Data entries for graphics
--------

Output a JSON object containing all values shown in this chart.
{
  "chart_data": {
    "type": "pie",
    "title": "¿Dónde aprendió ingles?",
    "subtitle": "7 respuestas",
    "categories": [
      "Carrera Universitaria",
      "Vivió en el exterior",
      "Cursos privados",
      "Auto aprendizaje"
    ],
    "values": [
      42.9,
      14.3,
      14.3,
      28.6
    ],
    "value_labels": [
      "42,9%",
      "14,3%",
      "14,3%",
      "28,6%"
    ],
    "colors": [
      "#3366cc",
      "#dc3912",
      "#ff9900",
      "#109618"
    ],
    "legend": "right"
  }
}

--------

Every line of the records above needs to be given again exactly.

Output a JSON object containing all values shown in this chart.
{
  "chart_data": {
    "type": "pie",
    "title": "¿Dónde aprendió ingles?",
    "subtitle": "7 respuestas",
    "categories": [
      "Carrera Universitaria",
      "Vivió en el exterior",
      "Cursos privados",
      "Auto aprendizaje"
    ],
    "values": [
      42.9,
      14.3,
      14.3,
      28.6
    ],
    "value_labels": [
      "42,9%",
      "14,3%",
      "14,3%",
      "28,6%"
    ],
    "colors": [
      "#3366cc",
      "#dc3912",
      "#ff9900",
      "#109618"
    ],
    "legend": "right"
  }
}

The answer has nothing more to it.